:: Data supplied
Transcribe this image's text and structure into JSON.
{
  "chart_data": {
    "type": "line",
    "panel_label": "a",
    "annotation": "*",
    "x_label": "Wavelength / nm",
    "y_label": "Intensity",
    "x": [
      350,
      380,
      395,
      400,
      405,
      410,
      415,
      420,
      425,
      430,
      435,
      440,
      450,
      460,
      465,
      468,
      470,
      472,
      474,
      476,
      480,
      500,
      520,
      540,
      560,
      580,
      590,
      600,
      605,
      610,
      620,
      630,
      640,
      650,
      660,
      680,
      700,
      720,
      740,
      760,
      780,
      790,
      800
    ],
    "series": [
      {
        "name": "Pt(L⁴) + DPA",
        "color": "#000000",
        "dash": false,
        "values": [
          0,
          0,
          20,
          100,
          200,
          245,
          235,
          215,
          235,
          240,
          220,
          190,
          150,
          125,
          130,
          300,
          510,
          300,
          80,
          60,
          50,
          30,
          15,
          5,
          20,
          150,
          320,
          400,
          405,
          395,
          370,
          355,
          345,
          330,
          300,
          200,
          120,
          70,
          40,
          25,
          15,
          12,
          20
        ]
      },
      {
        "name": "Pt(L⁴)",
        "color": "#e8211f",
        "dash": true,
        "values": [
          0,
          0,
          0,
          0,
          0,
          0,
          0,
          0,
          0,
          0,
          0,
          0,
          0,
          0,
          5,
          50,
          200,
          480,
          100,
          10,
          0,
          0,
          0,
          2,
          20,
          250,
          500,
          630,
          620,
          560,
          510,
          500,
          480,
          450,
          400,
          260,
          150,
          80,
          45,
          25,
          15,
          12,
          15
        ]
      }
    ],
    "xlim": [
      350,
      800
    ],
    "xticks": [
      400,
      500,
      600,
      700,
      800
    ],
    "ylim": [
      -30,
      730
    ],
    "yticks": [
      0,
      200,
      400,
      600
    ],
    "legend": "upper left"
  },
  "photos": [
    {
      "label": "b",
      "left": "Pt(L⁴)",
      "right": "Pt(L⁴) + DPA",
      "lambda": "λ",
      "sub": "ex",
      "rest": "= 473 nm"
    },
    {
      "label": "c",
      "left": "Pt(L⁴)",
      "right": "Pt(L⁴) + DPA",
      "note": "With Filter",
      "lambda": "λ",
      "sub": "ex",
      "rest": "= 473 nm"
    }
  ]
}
::::
:: Data supplied
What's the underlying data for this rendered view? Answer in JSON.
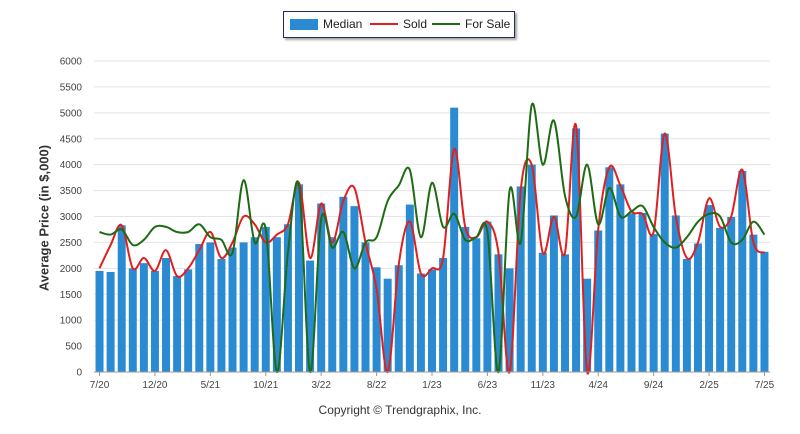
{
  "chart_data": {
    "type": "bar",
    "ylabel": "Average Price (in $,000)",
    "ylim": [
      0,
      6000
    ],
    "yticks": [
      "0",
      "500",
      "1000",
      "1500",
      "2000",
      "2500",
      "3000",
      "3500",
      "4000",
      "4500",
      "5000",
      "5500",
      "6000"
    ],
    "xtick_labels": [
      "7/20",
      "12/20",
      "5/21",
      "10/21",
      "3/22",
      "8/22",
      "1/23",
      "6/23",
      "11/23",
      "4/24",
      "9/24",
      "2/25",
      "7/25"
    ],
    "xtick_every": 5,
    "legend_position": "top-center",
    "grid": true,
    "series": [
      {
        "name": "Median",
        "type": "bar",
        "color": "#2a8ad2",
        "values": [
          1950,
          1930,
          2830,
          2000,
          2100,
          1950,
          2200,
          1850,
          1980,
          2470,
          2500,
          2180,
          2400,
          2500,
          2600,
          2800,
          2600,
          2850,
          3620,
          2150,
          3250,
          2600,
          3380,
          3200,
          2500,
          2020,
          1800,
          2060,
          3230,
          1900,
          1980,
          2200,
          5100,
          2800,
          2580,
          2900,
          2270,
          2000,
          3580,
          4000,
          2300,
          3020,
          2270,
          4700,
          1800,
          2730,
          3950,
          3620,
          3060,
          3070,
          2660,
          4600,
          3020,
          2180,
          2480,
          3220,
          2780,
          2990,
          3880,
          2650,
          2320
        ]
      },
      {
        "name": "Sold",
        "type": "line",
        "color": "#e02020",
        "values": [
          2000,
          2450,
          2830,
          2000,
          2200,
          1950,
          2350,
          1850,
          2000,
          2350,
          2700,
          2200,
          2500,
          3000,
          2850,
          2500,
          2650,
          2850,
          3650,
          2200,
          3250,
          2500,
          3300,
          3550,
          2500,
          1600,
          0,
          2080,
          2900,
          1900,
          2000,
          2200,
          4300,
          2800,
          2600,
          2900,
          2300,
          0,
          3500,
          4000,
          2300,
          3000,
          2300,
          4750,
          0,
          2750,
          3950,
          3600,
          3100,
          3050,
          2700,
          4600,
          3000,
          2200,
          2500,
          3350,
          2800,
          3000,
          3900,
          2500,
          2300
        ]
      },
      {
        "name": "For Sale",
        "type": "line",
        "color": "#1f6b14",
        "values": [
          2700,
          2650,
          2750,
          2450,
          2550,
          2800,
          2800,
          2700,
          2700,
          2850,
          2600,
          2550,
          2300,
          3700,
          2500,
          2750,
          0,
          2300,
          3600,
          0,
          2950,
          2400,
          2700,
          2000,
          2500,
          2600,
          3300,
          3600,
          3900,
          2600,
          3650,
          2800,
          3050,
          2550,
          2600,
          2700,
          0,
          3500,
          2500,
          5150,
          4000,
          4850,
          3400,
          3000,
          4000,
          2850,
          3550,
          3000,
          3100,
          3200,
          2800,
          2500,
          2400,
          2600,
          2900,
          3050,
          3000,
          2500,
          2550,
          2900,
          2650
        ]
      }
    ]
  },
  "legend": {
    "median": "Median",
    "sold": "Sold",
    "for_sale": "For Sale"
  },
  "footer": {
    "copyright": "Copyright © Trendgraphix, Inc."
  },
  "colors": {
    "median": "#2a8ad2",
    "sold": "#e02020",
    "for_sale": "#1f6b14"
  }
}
::::
§ **Task description**: Gather up the lines that contain the word "this".

§ **Task response**:
Transcribe this image's text and structure into JSON.
What's the underlying data for this rendered view? Answer in JSON.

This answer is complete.